Give every line below again, exactly.

» **Dataset records**
######

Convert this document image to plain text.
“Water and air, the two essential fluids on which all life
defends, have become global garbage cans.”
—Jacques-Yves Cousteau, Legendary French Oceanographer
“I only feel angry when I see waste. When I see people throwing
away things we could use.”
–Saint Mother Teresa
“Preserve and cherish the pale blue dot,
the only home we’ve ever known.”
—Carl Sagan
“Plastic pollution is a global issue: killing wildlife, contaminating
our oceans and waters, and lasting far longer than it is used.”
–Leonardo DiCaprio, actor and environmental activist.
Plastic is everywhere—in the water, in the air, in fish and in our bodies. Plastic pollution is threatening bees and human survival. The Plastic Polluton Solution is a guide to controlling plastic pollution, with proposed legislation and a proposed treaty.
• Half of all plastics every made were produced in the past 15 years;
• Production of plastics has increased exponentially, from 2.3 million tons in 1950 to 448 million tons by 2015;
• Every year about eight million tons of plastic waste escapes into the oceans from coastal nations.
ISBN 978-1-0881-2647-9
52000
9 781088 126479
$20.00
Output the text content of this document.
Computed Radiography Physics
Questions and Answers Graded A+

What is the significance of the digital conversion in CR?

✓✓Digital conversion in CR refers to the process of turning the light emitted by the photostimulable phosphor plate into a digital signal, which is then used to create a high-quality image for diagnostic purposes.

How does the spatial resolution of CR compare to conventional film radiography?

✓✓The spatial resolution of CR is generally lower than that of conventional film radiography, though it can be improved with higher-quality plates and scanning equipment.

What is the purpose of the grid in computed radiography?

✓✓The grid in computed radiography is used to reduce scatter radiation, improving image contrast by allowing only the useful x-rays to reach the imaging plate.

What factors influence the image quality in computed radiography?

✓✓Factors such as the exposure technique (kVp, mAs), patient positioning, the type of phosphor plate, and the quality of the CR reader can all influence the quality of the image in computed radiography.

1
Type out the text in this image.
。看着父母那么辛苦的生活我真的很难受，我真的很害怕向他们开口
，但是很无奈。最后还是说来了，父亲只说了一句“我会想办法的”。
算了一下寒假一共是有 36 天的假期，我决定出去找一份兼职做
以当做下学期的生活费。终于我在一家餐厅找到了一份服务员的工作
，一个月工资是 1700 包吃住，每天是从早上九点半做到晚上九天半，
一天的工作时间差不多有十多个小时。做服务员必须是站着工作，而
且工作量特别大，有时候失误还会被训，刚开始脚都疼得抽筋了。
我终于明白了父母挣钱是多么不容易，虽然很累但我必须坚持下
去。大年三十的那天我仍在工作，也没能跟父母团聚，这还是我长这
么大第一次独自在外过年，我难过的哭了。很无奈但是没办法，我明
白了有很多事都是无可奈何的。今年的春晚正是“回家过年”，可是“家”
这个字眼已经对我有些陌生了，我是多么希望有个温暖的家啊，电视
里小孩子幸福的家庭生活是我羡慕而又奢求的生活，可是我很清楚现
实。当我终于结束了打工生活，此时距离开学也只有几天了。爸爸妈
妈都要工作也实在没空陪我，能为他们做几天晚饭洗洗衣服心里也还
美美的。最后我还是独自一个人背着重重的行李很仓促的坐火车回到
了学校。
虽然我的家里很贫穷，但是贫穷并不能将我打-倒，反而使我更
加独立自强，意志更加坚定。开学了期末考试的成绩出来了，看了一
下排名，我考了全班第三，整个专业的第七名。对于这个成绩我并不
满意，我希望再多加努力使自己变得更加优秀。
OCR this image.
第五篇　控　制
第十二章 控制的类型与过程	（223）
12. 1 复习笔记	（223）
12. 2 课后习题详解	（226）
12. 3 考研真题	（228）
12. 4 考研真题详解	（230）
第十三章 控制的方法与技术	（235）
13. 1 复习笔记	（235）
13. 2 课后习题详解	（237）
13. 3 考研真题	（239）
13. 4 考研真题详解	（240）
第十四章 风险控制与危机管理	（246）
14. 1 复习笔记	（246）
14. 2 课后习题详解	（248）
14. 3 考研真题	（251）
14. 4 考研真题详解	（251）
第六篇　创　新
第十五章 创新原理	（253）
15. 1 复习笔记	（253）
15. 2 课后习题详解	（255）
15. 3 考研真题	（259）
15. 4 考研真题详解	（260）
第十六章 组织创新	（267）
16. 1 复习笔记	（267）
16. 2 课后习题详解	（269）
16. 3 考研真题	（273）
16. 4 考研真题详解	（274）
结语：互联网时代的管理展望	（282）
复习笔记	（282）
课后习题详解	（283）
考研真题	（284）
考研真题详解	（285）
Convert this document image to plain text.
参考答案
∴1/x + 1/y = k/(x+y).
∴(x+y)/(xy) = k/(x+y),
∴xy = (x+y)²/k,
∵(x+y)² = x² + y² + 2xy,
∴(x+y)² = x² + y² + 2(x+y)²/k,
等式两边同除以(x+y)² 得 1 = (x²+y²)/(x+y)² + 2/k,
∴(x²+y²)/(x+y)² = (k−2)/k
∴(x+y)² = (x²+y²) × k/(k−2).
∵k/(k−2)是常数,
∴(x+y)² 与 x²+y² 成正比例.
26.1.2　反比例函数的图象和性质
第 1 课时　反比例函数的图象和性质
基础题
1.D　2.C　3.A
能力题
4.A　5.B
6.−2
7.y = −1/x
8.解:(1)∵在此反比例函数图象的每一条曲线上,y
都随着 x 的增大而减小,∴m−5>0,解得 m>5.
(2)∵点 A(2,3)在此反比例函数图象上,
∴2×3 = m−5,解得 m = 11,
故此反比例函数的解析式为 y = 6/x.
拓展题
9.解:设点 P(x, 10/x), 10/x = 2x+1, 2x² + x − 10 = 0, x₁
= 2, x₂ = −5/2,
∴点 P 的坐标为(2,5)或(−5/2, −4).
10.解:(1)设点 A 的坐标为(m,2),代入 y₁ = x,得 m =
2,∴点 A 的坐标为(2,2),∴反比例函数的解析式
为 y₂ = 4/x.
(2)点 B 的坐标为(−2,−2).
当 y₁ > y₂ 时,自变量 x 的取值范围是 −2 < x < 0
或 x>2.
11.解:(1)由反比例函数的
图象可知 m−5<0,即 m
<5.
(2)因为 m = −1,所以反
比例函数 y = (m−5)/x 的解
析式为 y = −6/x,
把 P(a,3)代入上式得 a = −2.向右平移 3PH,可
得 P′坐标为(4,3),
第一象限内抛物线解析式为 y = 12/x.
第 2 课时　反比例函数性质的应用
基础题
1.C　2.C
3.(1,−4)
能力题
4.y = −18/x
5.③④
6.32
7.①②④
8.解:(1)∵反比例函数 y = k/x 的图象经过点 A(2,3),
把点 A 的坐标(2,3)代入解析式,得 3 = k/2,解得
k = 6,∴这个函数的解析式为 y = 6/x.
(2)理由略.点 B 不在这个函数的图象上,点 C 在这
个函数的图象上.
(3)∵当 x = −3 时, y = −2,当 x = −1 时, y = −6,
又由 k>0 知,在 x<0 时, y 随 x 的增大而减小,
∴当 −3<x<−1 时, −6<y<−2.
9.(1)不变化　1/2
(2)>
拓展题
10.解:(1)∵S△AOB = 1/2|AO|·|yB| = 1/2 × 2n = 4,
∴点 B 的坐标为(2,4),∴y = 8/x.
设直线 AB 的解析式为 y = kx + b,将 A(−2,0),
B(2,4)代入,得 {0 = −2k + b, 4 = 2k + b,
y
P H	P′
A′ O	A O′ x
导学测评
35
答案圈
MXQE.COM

######

» **Full answer**
Convert this document image to plain text.
“Water and air, the two essential fluids on which all life
defends, have become global garbage cans.”
—Jacques-Yves Cousteau, Legendary French Oceanographer
“I only feel angry when I see waste. When I see people throwing
away things we could use.”
–Saint Mother Teresa
“Preserve and cherish the pale blue dot,
the only home we’ve ever known.”
—Carl Sagan
“Plastic pollution is a global issue: killing wildlife, contaminating
our oceans and waters, and lasting far longer than it is used.”
–Leonardo DiCaprio, actor and environmental activist.
Plastic is everywhere—in the water, in the air, in fish and in our bodies. Plastic pollution is threatening bees and human survival. The Plastic Polluton Solution is a guide to controlling plastic pollution, with proposed legislation and a proposed treaty.
• Half of all plastics every made were produced in the past 15 years;
• Production of plastics has increased exponentially, from 2.3 million tons in 1950 to 448 million tons by 2015;
• Every year about eight million tons of plastic waste escapes into the oceans from coastal nations.
ISBN 978-1-0881-2647-9
52000
9 781088 126479
$20.00
Output the text content of this document.
Computed Radiography Physics
Questions and Answers Graded A+

What is the significance of the digital conversion in CR?

✓✓Digital conversion in CR refers to the process of turning the light emitted by the photostimulable phosphor plate into a digital signal, which is then used to create a high-quality image for diagnostic purposes.

How does the spatial resolution of CR compare to conventional film radiography?

✓✓The spatial resolution of CR is generally lower than that of conventional film radiography, though it can be improved with higher-quality plates and scanning equipment.

What is the purpose of the grid in computed radiography?

✓✓The grid in computed radiography is used to reduce scatter radiation, improving image contrast by allowing only the useful x-rays to reach the imaging plate.

What factors influence the image quality in computed radiography?

✓✓Factors such as the exposure technique (kVp, mAs), patient positioning, the type of phosphor plate, and the quality of the CR reader can all influence the quality of the image in computed radiography.

1
Type out the text in this image.
。看着父母那么辛苦的生活我真的很难受，我真的很害怕向他们开口
，但是很无奈。最后还是说来了，父亲只说了一句“我会想办法的”。
算了一下寒假一共是有 36 天的假期，我决定出去找一份兼职做
以当做下学期的生活费。终于我在一家餐厅找到了一份服务员的工作
，一个月工资是 1700 包吃住，每天是从早上九点半做到晚上九天半，
一天的工作时间差不多有十多个小时。做服务员必须是站着工作，而
且工作量特别大，有时候失误还会被训，刚开始脚都疼得抽筋了。
我终于明白了父母挣钱是多么不容易，虽然很累但我必须坚持下
去。大年三十的那天我仍在工作，也没能跟父母团聚，这还是我长这
么大第一次独自在外过年，我难过的哭了。很无奈但是没办法，我明
白了有很多事都是无可奈何的。今年的春晚正是“回家过年”，可是“家”
这个字眼已经对我有些陌生了，我是多么希望有个温暖的家啊，电视
里小孩子幸福的家庭生活是我羡慕而又奢求的生活，可是我很清楚现
实。当我终于结束了打工生活，此时距离开学也只有几天了。爸爸妈
妈都要工作也实在没空陪我，能为他们做几天晚饭洗洗衣服心里也还
美美的。最后我还是独自一个人背着重重的行李很仓促的坐火车回到
了学校。
虽然我的家里很贫穷，但是贫穷并不能将我打-倒，反而使我更
加独立自强，意志更加坚定。开学了期末考试的成绩出来了，看了一
下排名，我考了全班第三，整个专业的第七名。对于这个成绩我并不
满意，我希望再多加努力使自己变得更加优秀。
OCR this image.
第五篇　控　制
第十二章 控制的类型与过程	（223）
12. 1 复习笔记	（223）
12. 2 课后习题详解	（226）
12. 3 考研真题	（228）
12. 4 考研真题详解	（230）
第十三章 控制的方法与技术	（235）
13. 1 复习笔记	（235）
13. 2 课后习题详解	（237）
13. 3 考研真题	（239）
13. 4 考研真题详解	（240）
第十四章 风险控制与危机管理	（246）
14. 1 复习笔记	（246）
14. 2 课后习题详解	（248）
14. 3 考研真题	（251）
14. 4 考研真题详解	（251）
第六篇　创　新
第十五章 创新原理	（253）
15. 1 复习笔记	（253）
15. 2 课后习题详解	（255）
15. 3 考研真题	（259）
15. 4 考研真题详解	（260）
第十六章 组织创新	（267）
16. 1 复习笔记	（267）
16. 2 课后习题详解	（269）
16. 3 考研真题	（273）
16. 4 考研真题详解	（274）
结语：互联网时代的管理展望	（282）
复习笔记	（282）
课后习题详解	（283）
考研真题	（284）
考研真题详解	（285）
Convert this document image to plain text.
参考答案
∴1/x + 1/y = k/(x+y).
∴(x+y)/(xy) = k/(x+y),
∴xy = (x+y)²/k,
∵(x+y)² = x² + y² + 2xy,
∴(x+y)² = x² + y² + 2(x+y)²/k,
等式两边同除以(x+y)² 得 1 = (x²+y²)/(x+y)² + 2/k,
∴(x²+y²)/(x+y)² = (k−2)/k
∴(x+y)² = (x²+y²) × k/(k−2).
∵k/(k−2)是常数,
∴(x+y)² 与 x²+y² 成正比例.
26.1.2　反比例函数的图象和性质
第 1 课时　反比例函数的图象和性质
基础题
1.D　2.C　3.A
能力题
4.A　5.B
6.−2
7.y = −1/x
8.解:(1)∵在此反比例函数图象的每一条曲线上,y
都随着 x 的增大而减小,∴m−5>0,解得 m>5.
(2)∵点 A(2,3)在此反比例函数图象上,
∴2×3 = m−5,解得 m = 11,
故此反比例函数的解析式为 y = 6/x.
拓展题
9.解:设点 P(x, 10/x), 10/x = 2x+1, 2x² + x − 10 = 0, x₁
= 2, x₂ = −5/2,
∴点 P 的坐标为(2,5)或(−5/2, −4).
10.解:(1)设点 A 的坐标为(m,2),代入 y₁ = x,得 m =
2,∴点 A 的坐标为(2,2),∴反比例函数的解析式
为 y₂ = 4/x.
(2)点 B 的坐标为(−2,−2).
当 y₁ > y₂ 时,自变量 x 的取值范围是 −2 < x < 0
或 x>2.
11.解:(1)由反比例函数的
图象可知 m−5<0,即 m
<5.
(2)因为 m = −1,所以反
比例函数 y = (m−5)/x 的解
析式为 y = −6/x,
把 P(a,3)代入上式得 a = −2.向右平移 3PH,可
得 P′坐标为(4,3),
第一象限内抛物线解析式为 y = 12/x.
第 2 课时　反比例函数性质的应用
基础题
1.C　2.C
3.(1,−4)
能力题
4.y = −18/x
5.③④
6.32
7.①②④
8.解:(1)∵反比例函数 y = k/x 的图象经过点 A(2,3),
把点 A 的坐标(2,3)代入解析式,得 3 = k/2,解得
k = 6,∴这个函数的解析式为 y = 6/x.
(2)理由略.点 B 不在这个函数的图象上,点 C 在这
个函数的图象上.
(3)∵当 x = −3 时, y = −2,当 x = −1 时, y = −6,
又由 k>0 知,在 x<0 时, y 随 x 的增大而减小,
∴当 −3<x<−1 时, −6<y<−2.
9.(1)不变化　1/2
(2)>
拓展题
10.解:(1)∵S△AOB = 1/2|AO|·|yB| = 1/2 × 2n = 4,
∴点 B 的坐标为(2,4),∴y = 8/x.
设直线 AB 的解析式为 y = kx + b,将 A(−2,0),
B(2,4)代入,得 {0 = −2k + b, 4 = 2k + b,
y
P H	P′
A′ O	A O′ x
导学测评
35
答案圈
MXQE.COM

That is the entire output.